### TASK REQUIREMENTS
Repeat each record exactly. Any picture gets left out.

### RECORDS TO USE
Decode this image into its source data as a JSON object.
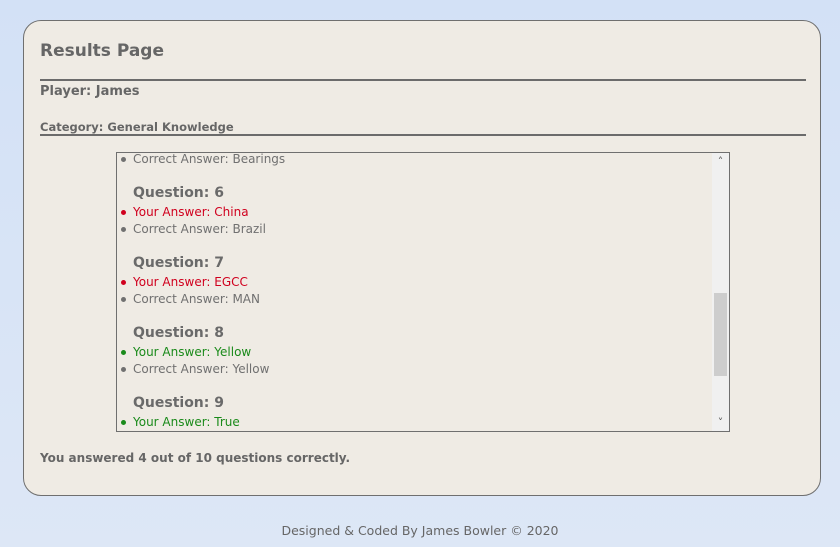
{
  "page": {
    "title": "Results Page",
    "player": "Player: James",
    "category": "Category: General Knowledge",
    "summary": "You answered 4 out of 10 questions correctly.",
    "footer": "Designed & Coded By James Bowler © 2020"
  },
  "results": {
    "top_line": "Correct Answer: Bearings",
    "questions": [
      {
        "heading": "Question: 6",
        "your_answer": "Your Answer: China",
        "correct_answer": "Correct Answer: Brazil",
        "status": "wrong"
      },
      {
        "heading": "Question: 7",
        "your_answer": "Your Answer: EGCC",
        "correct_answer": "Correct Answer: MAN",
        "status": "wrong"
      },
      {
        "heading": "Question: 8",
        "your_answer": "Your Answer: Yellow",
        "correct_answer": "Correct Answer: Yellow",
        "status": "right"
      },
      {
        "heading": "Question: 9",
        "your_answer": "Your Answer: True",
        "correct_answer": "",
        "status": "right"
      }
    ]
  },
  "icons": {
    "scroll_up": "chevron-up-icon",
    "scroll_down": "chevron-down-icon"
  },
  "colors": {
    "wrong": "#d0001e",
    "right": "#1a8a1a",
    "card_bg": "#efebe4"
  }
}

### FINISHED ANSWER
Decode this image into its source data as a JSON object.
{
  "page": {
    "title": "Results Page",
    "player": "Player: James",
    "category": "Category: General Knowledge",
    "summary": "You answered 4 out of 10 questions correctly.",
    "footer": "Designed & Coded By James Bowler © 2020"
  },
  "results": {
    "top_line": "Correct Answer: Bearings",
    "questions": [
      {
        "heading": "Question: 6",
        "your_answer": "Your Answer: China",
        "correct_answer": "Correct Answer: Brazil",
        "status": "wrong"
      },
      {
        "heading": "Question: 7",
        "your_answer": "Your Answer: EGCC",
        "correct_answer": "Correct Answer: MAN",
        "status": "wrong"
      },
      {
        "heading": "Question: 8",
        "your_answer": "Your Answer: Yellow",
        "correct_answer": "Correct Answer: Yellow",
        "status": "right"
      },
      {
        "heading": "Question: 9",
        "your_answer": "Your Answer: True",
        "correct_answer": "",
        "status": "right"
      }
    ]
  },
  "icons": {
    "scroll_up": "chevron-up-icon",
    "scroll_down": "chevron-down-icon"
  },
  "colors": {
    "wrong": "#d0001e",
    "right": "#1a8a1a",
    "card_bg": "#efebe4"
  }
}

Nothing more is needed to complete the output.